**Task instructions:** Determine the number of lines in the data that include the word "Peripheral", and write only that number.

**Extracted entries:**
■ ■ ■

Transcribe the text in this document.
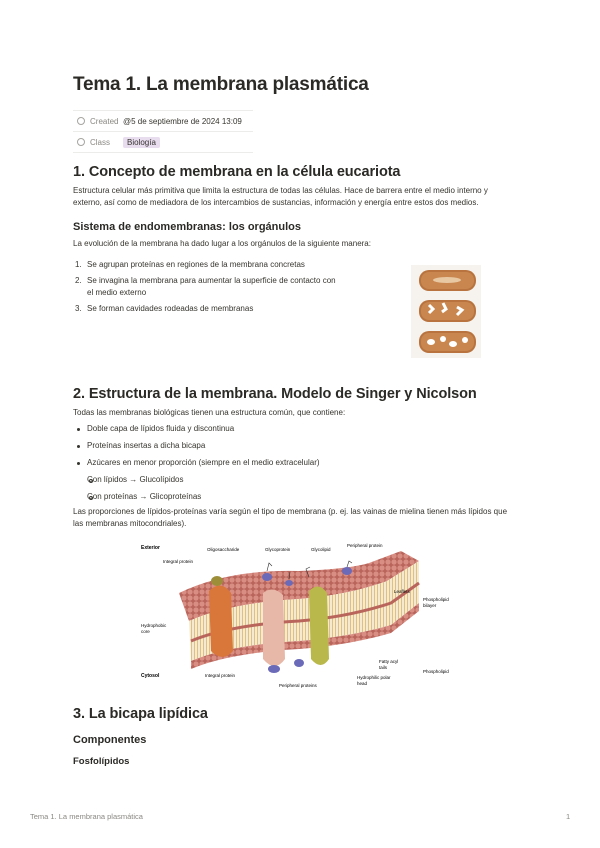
Tema 1. La membrana plasmática
Created @5 de septiembre de 2024 13:09
Class	Biología
1. Concepto de membrana en la célula eucariota

Estructura celular más primitiva que limita la estructura de todas las células. Hace de barrera entre el medio interno y

externo, así como de mediadora de los intercambios de sustancias, información y energía entre estos dos medios.

Sistema de endomembranas: los orgánulos

La evolución de la membrana ha dado lugar a los orgánulos de la siguiente manera:

1. Se agrupan proteínas en regiones de la membrana concretas
2. Se invagina la membrana para aumentar la superficie de contacto con
el medio externo
3. Se forman cavidades rodeadas de membranas
2. Estructura de la membrana. Modelo de Singer y Nicolson

Todas las membranas biológicas tienen una estructura común, que contiene:

Doble capa de lípidos fluida y discontinua
Proteínas insertas a dicha bicapa
Azúcares en menor proporción (siempre en el medio extracelular)
Con lípidos → Glucolípidos
Con proteínas → Glicoproteínas

Las proporciones de lípidos-proteínas varía según el tipo de membrana (p. ej. las vainas de mielina tienen más lípidos que

las membranas mitocondriales).

Exterior	Oligosaccharide	Glycoprotein	Glycolipid
Peripheral protein
Integral protein
Leaflets
Phospholipid
bilayer
Hydrophobic
core
Fatty acyl
tails
Cytosol	Integral protein
Peripheral proteins
Hydrophilic polar
head
Phospholipid
3. La bicapa lipídica
Componentes
Fosfolípidos
Tema 1. La membrana plasmática	1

■ ■ ■

**Response area:** 2